This also allows us to approach a little closer to the unanswered question
on the ends of art: is the end of art imitation or non-imitation? Does art
imitate what it represents? If you begin by posing the question in those terms,
you are already caught in the trap, and there is no way out of remaining in
the impasse in which we find ourselves between figurative and so-called abstract


We can only sense the aberradon that is articulated in the unyielding position
of the philosopher; Plato places art at the lowest level among human
works, since for him everything that exists only exists in relation to the idea,
which is the real. Everything that exists is already no more than an imitation
of a more-than-real, of a surreal. If art imitates, it is shadow of a shadow,
imitation of an imitation. You can, therefore, see the vanity of the work of
art, of the work of the brush.


That’s a trap one must not enter. Of course, works of art imitate the objects
they represent, but their end is certainly not to represent them. In offering
the imitation of an object, they make something different out of that object.
Thus they only pretend to imitate. The object is established in a certain relationship
to the Thing and is intended to encircle and to render both present and absent.


Everybody knows this. At the moment when painting turns once again
upon itself, at the moment when Cizanne paints his apples, it is clear that in
painting those apples, he is doing something very different from imitating
apples – even though his final manner of imitating them, which is the most
striking, is primarily oriented toward a technique of presenting the object.
But the more the object is presented in the imitation, the more it opens up
the dimension in which illusion is destroyed and aims at something else.
Everyone knows that there is a mystery in the way Cezanne paints apples,
for the relationship to the real as it is renewed in art at that moment makes
the object appear purified; it involves a renewal of its dignity by means of
which these imaginary insertions are, one might say, repetitively restated.
The fact is, as has been noted, such insertions cannot be detached from the
efforts of earlier artists to realize the ends of art in their own way.


Obviously, the notion of historicity should not be used here without great
caution. The expression “history of art” is highly misleading. Every appearance
of this way of proceeding consists in overthrowing the illusory operation
so as to return to the original end, which is to project a reality that is not that
of the object represented. In the history of art, on the other hand, by virtue
of the necessity that supports it, there is only substructure. The relation of
the artist to the time in which he appears is always a contradictory one. It is
against the current, in opposition to reigning norms – including, for example,
political norms, or indeed, systems of thought – that art attempts to operate
its miracle once more.

* GIVEN INFORMATION
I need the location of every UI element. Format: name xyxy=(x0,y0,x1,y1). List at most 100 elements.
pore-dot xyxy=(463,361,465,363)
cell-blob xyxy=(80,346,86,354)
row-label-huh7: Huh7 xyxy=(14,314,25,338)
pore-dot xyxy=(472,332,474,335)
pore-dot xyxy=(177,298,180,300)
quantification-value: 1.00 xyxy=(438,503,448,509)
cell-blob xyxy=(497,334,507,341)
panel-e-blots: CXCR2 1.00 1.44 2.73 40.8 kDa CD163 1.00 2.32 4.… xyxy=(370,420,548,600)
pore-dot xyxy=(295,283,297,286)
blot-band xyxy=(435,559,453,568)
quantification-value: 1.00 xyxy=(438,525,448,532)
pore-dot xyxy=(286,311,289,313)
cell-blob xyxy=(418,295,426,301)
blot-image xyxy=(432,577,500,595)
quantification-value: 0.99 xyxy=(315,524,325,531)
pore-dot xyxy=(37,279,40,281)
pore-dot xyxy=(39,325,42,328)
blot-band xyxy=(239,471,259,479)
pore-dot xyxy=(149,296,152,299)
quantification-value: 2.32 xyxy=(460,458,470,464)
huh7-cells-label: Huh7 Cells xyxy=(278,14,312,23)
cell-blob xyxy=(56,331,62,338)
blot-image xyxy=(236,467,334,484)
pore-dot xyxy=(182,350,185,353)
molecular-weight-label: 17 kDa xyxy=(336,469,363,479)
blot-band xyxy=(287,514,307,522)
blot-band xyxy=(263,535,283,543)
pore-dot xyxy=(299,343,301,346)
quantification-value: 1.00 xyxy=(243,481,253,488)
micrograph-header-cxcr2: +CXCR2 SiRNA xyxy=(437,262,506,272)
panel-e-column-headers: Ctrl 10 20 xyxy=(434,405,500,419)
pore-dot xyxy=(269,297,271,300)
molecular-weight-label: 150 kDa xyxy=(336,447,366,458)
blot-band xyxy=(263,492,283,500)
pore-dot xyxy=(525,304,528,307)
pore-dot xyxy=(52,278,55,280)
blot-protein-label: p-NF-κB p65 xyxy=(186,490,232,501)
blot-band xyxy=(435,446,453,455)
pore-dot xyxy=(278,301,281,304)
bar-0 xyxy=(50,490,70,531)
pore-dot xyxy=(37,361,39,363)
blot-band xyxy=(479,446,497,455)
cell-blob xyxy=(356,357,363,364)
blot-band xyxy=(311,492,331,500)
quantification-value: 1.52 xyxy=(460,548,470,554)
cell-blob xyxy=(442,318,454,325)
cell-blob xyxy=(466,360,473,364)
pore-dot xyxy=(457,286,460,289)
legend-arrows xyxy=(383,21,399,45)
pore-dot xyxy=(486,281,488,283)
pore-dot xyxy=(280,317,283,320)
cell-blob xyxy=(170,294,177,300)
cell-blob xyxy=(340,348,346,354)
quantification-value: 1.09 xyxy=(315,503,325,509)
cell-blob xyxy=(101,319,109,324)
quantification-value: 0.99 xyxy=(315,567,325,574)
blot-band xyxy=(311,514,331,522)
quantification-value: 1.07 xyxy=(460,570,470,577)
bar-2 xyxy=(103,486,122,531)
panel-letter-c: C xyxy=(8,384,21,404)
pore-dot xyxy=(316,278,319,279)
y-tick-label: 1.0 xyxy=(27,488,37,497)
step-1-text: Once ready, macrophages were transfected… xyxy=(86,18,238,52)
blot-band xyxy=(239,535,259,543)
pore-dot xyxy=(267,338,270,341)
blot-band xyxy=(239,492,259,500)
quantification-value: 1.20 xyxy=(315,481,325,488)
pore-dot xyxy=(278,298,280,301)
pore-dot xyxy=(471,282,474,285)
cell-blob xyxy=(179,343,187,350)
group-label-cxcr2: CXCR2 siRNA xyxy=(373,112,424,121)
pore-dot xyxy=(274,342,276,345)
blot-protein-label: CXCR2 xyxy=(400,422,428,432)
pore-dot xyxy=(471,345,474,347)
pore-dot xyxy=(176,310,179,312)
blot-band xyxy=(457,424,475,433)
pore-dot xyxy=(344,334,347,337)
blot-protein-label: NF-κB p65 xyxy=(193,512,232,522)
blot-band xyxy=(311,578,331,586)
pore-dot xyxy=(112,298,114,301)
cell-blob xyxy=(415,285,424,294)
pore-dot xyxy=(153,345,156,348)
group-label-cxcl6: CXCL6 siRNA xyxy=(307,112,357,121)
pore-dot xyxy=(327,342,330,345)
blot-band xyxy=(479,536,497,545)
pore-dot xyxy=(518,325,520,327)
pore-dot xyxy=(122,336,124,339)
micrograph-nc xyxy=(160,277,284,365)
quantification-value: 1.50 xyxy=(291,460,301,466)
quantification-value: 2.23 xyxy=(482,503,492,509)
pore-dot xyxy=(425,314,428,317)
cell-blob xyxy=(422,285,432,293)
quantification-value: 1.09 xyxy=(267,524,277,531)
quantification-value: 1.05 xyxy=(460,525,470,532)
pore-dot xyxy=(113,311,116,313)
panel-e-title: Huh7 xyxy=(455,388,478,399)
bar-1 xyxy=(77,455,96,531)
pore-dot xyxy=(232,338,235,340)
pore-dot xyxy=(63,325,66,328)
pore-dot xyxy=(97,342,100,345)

* EXERCISE BRIEF
Continue the passage on art and imitation after its last sentence.

* REPLY TO THE EXERCISE
With the anamorphosis I have here, we find ourselves faced with a game
that may seem futile to you, when you think of the sophisticated operational
techniques required for the success of such a little artifact. And yet how can
one not be touched or even moved when faced with this thing in which the
image takes a rising and descending form? When faced with this sort of syringe
which, if I really let myself go, would seem to me to be a kind of apparatus
for taking a blood sample, a blood sample of the Grail? But don’t forget that
the blood of the Grail is precisely what is lacking.


The argument I have been developing thus far in my lecture should be
interpreted only in a metaphorical way. I have only been following this line
of argument because I want to discuss today that form of sublimation which
appeared at a certain moment in the history of poetry, and which interests us
in an exemplary way in connection with something that Freudian thought
has placed at the center of our interest in the economy of the psyche, namely,
Eros and eroticism.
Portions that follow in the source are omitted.